Why?

As 2006 comes to a close, this has been the worst of years for the Iraqi people (the vast majority of whom now believe that life was better before the 2003 invasion.) The most moving reflection I’ve read for some time is by the female Iraqi blogger, Riverbend. Her anger, attitude and understanding is far more powerful than any Western journalist could muster:

You know your country is in trouble when:

1. The UN has to open a special branch just to keep track of the chaos and bloodshed, UNAMI.

2. Abovementioned branch cannot be run from your country.

3. The politicians who worked to put your country in this sorry state can no longer be found inside of, or anywhere near, its borders.

4. The only thing the US and Iran can agree about is the deteriorating state of your nation.

5. An 8-year war and 13-year blockade are looking like the country’s ‘Golden Years’.

*PROBLEMS TO WORK ON*
1) Rewrite the Iraq post starting at "You know your" and ending at "country’s ‘Golden Years’.", swapping "blockade" for "embargo".
2) Extend the post about Iraq past its final line.

*SUPPLIED DATA*
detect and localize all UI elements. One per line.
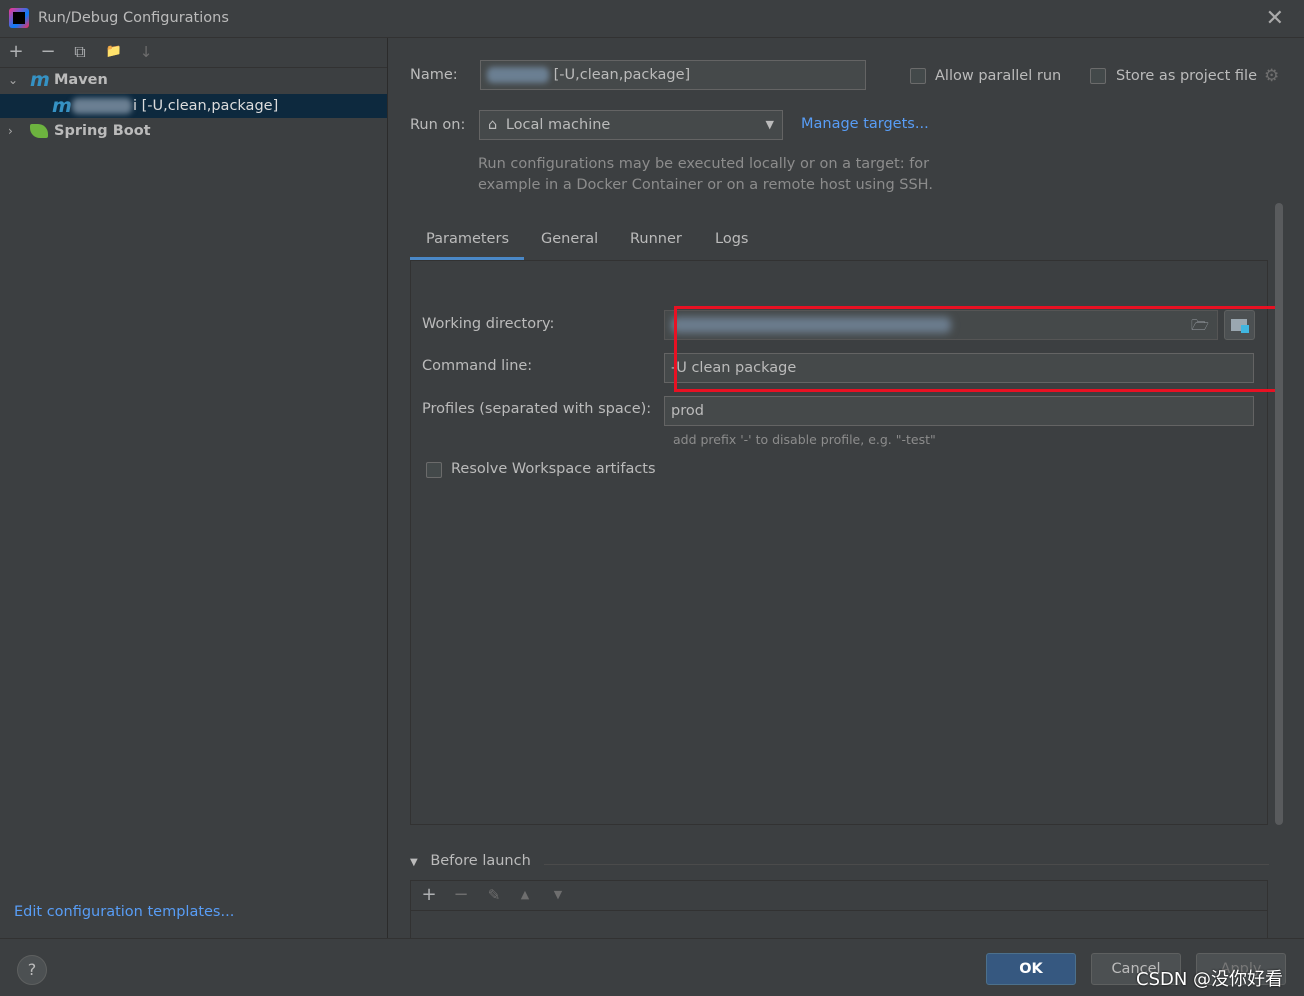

*THE REPLIES*
1)
You know your country is in trouble when:

1. The UN has to open a special branch just to keep track of the chaos and bloodshed, UNAMI.

2. Abovementioned branch cannot be run from your country.

3. The politicians who worked to put your country in this sorry state can no longer be found inside of, or anywhere near, its borders.

4. The only thing the US and Iran can agree about is the deteriorating state of your nation.

5. An 8-year war and 13-year embargo are looking like the country’s ‘Golden Years’.

2)
6. Your country is purportedly ‘selling’ 2 million barrels of oil a day, but you are standing in line for 4 hours for black market gasoline for the generator.

7. For every 5 hours of no electricity, you get one hour of public electricity and then the government announces it’s going to cut back on providing that hour.

8. Politicians who supported the war spend tv time debating whether it is ‘sectarian bloodshed’ or ‘civil war’.

9. People consider themselves lucky if they can actually identify the corpse of the relative that’s been missing for two weeks.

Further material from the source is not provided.